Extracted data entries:
++++++

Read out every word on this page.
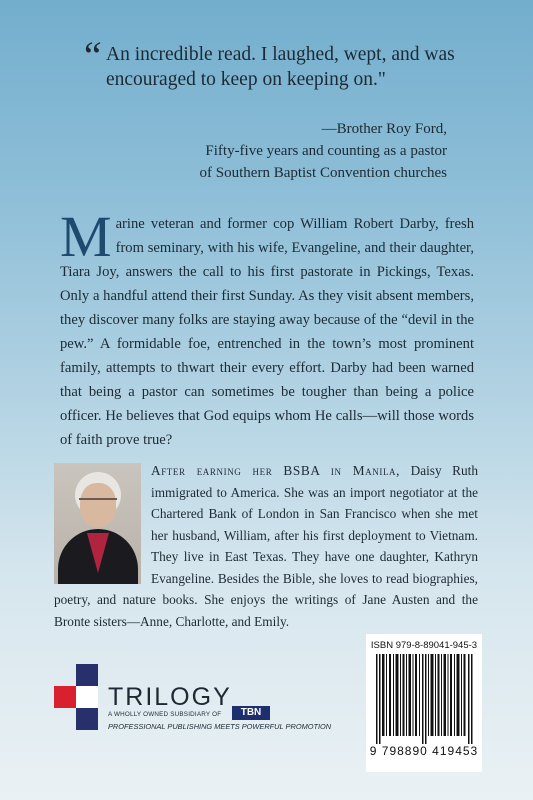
“ An incredible read. I laughed, wept, and was encouraged to keep on keeping on."
—Brother Roy Ford,
Fifty-five years and counting as a pastor
of Southern Baptist Convention churches
Marine veteran and former cop William Robert Darby, fresh from seminary, with his wife, Evangeline, and their daughter, Tiara Joy, answers the call to his first pastorate in Pickings, Texas. Only a handful attend their first Sunday. As they visit absent members, they discover many folks are staying away because of the “devil in the pew.” A formidable foe, entrenched in the town’s most prominent family, attempts to thwart their every effort. Darby had been warned that being a pastor can sometimes be tougher than being a police officer. He believes that God equips whom He calls—will those words of faith prove true?
After earning her BSBA in Manila, Daisy Ruth immigrated to America. She was an import negotiator at the Chartered Bank of London in San Francisco when she met her husband, William, after his first deployment to Vietnam. They live in East Texas. They have one daughter, Kathryn Evangeline. Besides the Bible, she loves to read biographies, poetry, and nature books. She enjoys the writings of Jane Austen and the Bronte sisters—Anne, Charlotte, and Emily.
TRILOGY
A WHOLLY OWNED SUBSIDIARY OF	TBN
PROFESSIONAL PUBLISHING MEETS POWERFUL PROMOTION
ISBN 979-8-89041-945-3
9 798890 419453
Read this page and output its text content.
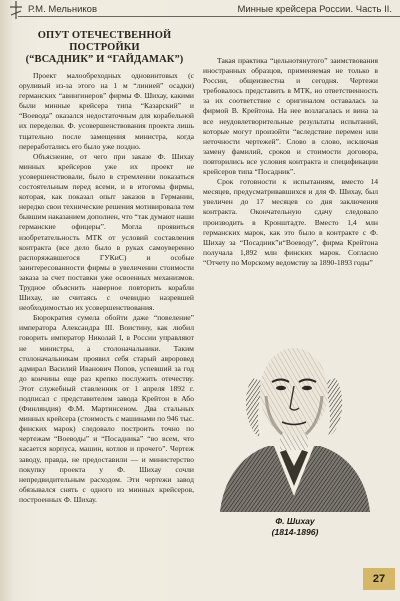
Р.М. Мельников	Минные крейсера России. Часть II.
ОПУТ ОТЕЧЕСТВЕННОЙ ПОСТРОЙКИ
(“ВСАДНИК” И “ГАЙДАМАК”)

Проект малообреходных одновинтовых (с оруливый из-за этого на 1 м “линией” осадки) германских “авингинеров” фирмы Ф. Шихау, какими были минные крейсера типа “Казарский” и “Воевода” оказался недостаточным для корабельной их переделки. Ф. усовершенствования проекта лишь тщательно после замещения министра, когда переработались его было уже поздно.

Объяснение, от чего при заказе Ф. Шихау минных крейсеров уже их проект не усовершенствовали, было в стремлении показаться состоятельным перед всеми, и в итогомы фирмы, которая, как показал опыт заказов в Германии, нередко свои технические решения мотивировала тем бывшим наказанием дополнен, что “так думают наши германские офицеры”. Могла проявиться изобретательность МТК от условий составления контракта (все дело было в руках самоуверенно распоряжавшегося ГУКиС) и особые заинтересованности фирмы в увеличении стоимости заказа за счет поставки уже освоенных механизмов. Трудное объяснить наверное повторить корабли Шихау, не считаясь с очевидно назревшей необходимостью их усовершенствования.

Бюрократия сумела обойти даже “повеление” императора Александра III. Воистину, как любил говорить император Николай I, в России управляют не министры, а столоначальники. Таким столоначальникам проявил себя старый авроровед адмирал Василий Иванович Попов, успевший за год до кончины еще раз крепко послужить отечеству. Этот служебный ставленник от 1 апреля 1892 г. подписал с представителем завода Крейтон в Або (Финляндия) Ф.М. Мартинсеном. Два стальных минных крейсера (стоимость с машинами по 946 тыс. финских марок) следовало построить точно по чертежам “Воеводы” и “Посадника” “во всем, что касается корпуса, машин, котлов и прочего”. Чертеж заводу, правда, не предоставили — и министерство покупку проекта у Ф. Шихау сочли непредвидительным расходом. Эти чертежи завод обязывался снять с одного из минных крейсеров, построенных Ф. Шихау.

Такая практика “цельнотянутого” заимствования иностранных образцов, применяемая не только в России, общеизвестна и сегодня. Чертежи требовалось представить в МТК, но ответственность за их соответствие с оригиналом оставалась за фирмой В. Крейтона. На нее возлагалась и вина за все неудовлетворительные результаты испытаний, которые могут произойти “вследствие перемен или неточности чертежей”. Слово в слово, исключая замену фамилий, сроков и стоимости договора, повторились все условия контракта и спецификации крейсеров типа “Посадник”.

Срок готовности к испытаниям, вместо 14 месяцев, предусматривавшихся и для Ф. Шихау, был увеличен до 17 месяцев со дня заключения контракта. Окончательную сдачу следовало производить в Кронштадте. Вместо 1,4 млн германских марок, как это было в контракте с Ф. Шихау за “Посадник”и“Воеводу”, фирма Крейтона получала 1,892 млн финских марок. Согласно “Отчету по Морскому ведомству за 1890-1893 годы”

Ф. Шихау
(1814-1896)
27
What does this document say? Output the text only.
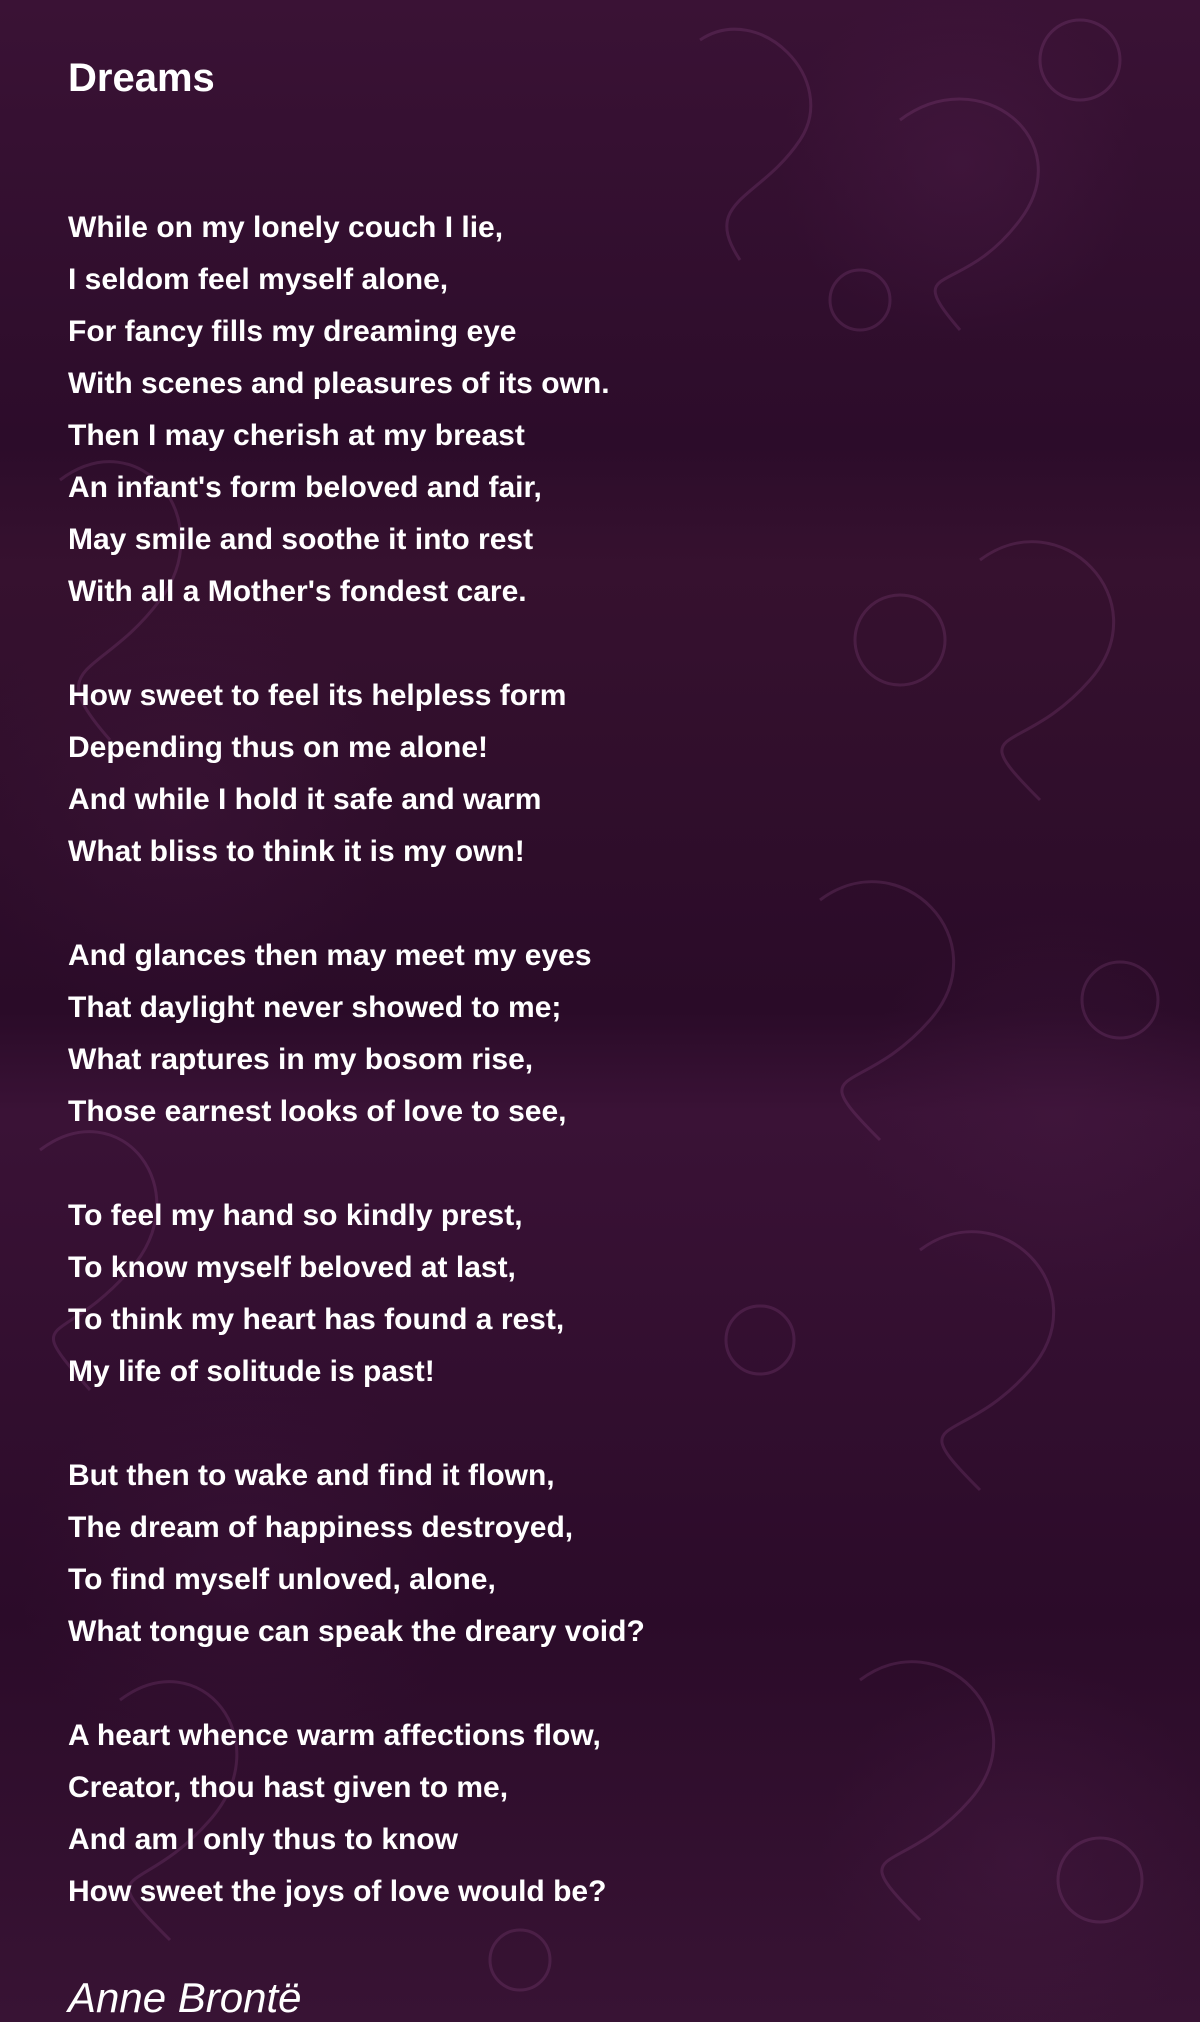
Dreams
While on my lonely couch I lie,
I seldom feel myself alone,
For fancy fills my dreaming eye
With scenes and pleasures of its own.
Then I may cherish at my breast
An infant's form beloved and fair,
May smile and soothe it into rest
With all a Mother's fondest care.
How sweet to feel its helpless form
Depending thus on me alone!
And while I hold it safe and warm
What bliss to think it is my own!
And glances then may meet my eyes
That daylight never showed to me;
What raptures in my bosom rise,
Those earnest looks of love to see,
To feel my hand so kindly prest,
To know myself beloved at last,
To think my heart has found a rest,
My life of solitude is past!
But then to wake and find it flown,
The dream of happiness destroyed,
To find myself unloved, alone,
What tongue can speak the dreary void?
A heart whence warm affections flow,
Creator, thou hast given to me,
And am I only thus to know
How sweet the joys of love would be?

Anne Brontë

++++++

JOB:
Write out the whole listing again, exactly, with no pictures.

REPLY TO THE EXERCISE:
Read out every word on this page.
“ An incredible read. I laughed, wept, and was encouraged to keep on keeping on."
—Brother Roy Ford,
Fifty-five years and counting as a pastor
of Southern Baptist Convention churches
Marine veteran and former cop William Robert Darby, fresh from seminary, with his wife, Evangeline, and their daughter, Tiara Joy, answers the call to his first pastorate in Pickings, Texas. Only a handful attend their first Sunday. As they visit absent members, they discover many folks are staying away because of the “devil in the pew.” A formidable foe, entrenched in the town’s most prominent family, attempts to thwart their every effort. Darby had been warned that being a pastor can sometimes be tougher than being a police officer. He believes that God equips whom He calls—will those words of faith prove true?
After earning her BSBA in Manila, Daisy Ruth immigrated to America. She was an import negotiator at the Chartered Bank of London in San Francisco when she met her husband, William, after his first deployment to Vietnam. They live in East Texas. They have one daughter, Kathryn Evangeline. Besides the Bible, she loves to read biographies, poetry, and nature books. She enjoys the writings of Jane Austen and the Bronte sisters—Anne, Charlotte, and Emily.
TRILOGY
A WHOLLY OWNED SUBSIDIARY OF	TBN
PROFESSIONAL PUBLISHING MEETS POWERFUL PROMOTION
ISBN 979-8-89041-945-3
9 798890 419453
Read this page and output its text content.
Р.М. Мельников	Минные крейсера России. Часть II.
ОПУТ ОТЕЧЕСТВЕННОЙ ПОСТРОЙКИ
(“ВСАДНИК” И “ГАЙДАМАК”)

Проект малообреходных одновинтовых (с оруливый из-за этого на 1 м “линией” осадки) германских “авингинеров” фирмы Ф. Шихау, какими были минные крейсера типа “Казарский” и “Воевода” оказался недостаточным для корабельной их переделки. Ф. усовершенствования проекта лишь тщательно после замещения министра, когда переработались его было уже поздно.

Объяснение, от чего при заказе Ф. Шихау минных крейсеров уже их проект не усовершенствовали, было в стремлении показаться состоятельным перед всеми, и в итогомы фирмы, которая, как показал опыт заказов в Германии, нередко свои технические решения мотивировала тем бывшим наказанием дополнен, что “так думают наши германские офицеры”. Могла проявиться изобретательность МТК от условий составления контракта (все дело было в руках самоуверенно распоряжавшегося ГУКиС) и особые заинтересованности фирмы в увеличении стоимости заказа за счет поставки уже освоенных механизмов. Трудное объяснить наверное повторить корабли Шихау, не считаясь с очевидно назревшей необходимостью их усовершенствования.

Бюрократия сумела обойти даже “повеление” императора Александра III. Воистину, как любил говорить император Николай I, в России управляют не министры, а столоначальники. Таким столоначальникам проявил себя старый авроровед адмирал Василий Иванович Попов, успевший за год до кончины еще раз крепко послужить отечеству. Этот служебный ставленник от 1 апреля 1892 г. подписал с представителем завода Крейтон в Або (Финляндия) Ф.М. Мартинсеном. Два стальных минных крейсера (стоимость с машинами по 946 тыс. финских марок) следовало построить точно по чертежам “Воеводы” и “Посадника” “во всем, что касается корпуса, машин, котлов и прочего”. Чертеж заводу, правда, не предоставили — и министерство покупку проекта у Ф. Шихау сочли непредвидительным расходом. Эти чертежи завод обязывался снять с одного из минных крейсеров, построенных Ф. Шихау.

Такая практика “цельнотянутого” заимствования иностранных образцов, применяемая не только в России, общеизвестна и сегодня. Чертежи требовалось представить в МТК, но ответственность за их соответствие с оригиналом оставалась за фирмой В. Крейтона. На нее возлагалась и вина за все неудовлетворительные результаты испытаний, которые могут произойти “вследствие перемен или неточности чертежей”. Слово в слово, исключая замену фамилий, сроков и стоимости договора, повторились все условия контракта и спецификации крейсеров типа “Посадник”.

Срок готовности к испытаниям, вместо 14 месяцев, предусматривавшихся и для Ф. Шихау, был увеличен до 17 месяцев со дня заключения контракта. Окончательную сдачу следовало производить в Кронштадте. Вместо 1,4 млн германских марок, как это было в контракте с Ф. Шихау за “Посадник”и“Воеводу”, фирма Крейтона получала 1,892 млн финских марок. Согласно “Отчету по Морскому ведомству за 1890-1893 годы”

Ф. Шихау
(1814-1896)
27
What does this document say? Output the text only.
Dreams
While on my lonely couch I lie,
I seldom feel myself alone,
For fancy fills my dreaming eye
With scenes and pleasures of its own.
Then I may cherish at my breast
An infant's form beloved and fair,
May smile and soothe it into rest
With all a Mother's fondest care.
How sweet to feel its helpless form
Depending thus on me alone!
And while I hold it safe and warm
What bliss to think it is my own!
And glances then may meet my eyes
That daylight never showed to me;
What raptures in my bosom rise,
Those earnest looks of love to see,
To feel my hand so kindly prest,
To know myself beloved at last,
To think my heart has found a rest,
My life of solitude is past!
But then to wake and find it flown,
The dream of happiness destroyed,
To find myself unloved, alone,
What tongue can speak the dreary void?
A heart whence warm affections flow,
Creator, thou hast given to me,
And am I only thus to know
How sweet the joys of love would be?

Anne Brontë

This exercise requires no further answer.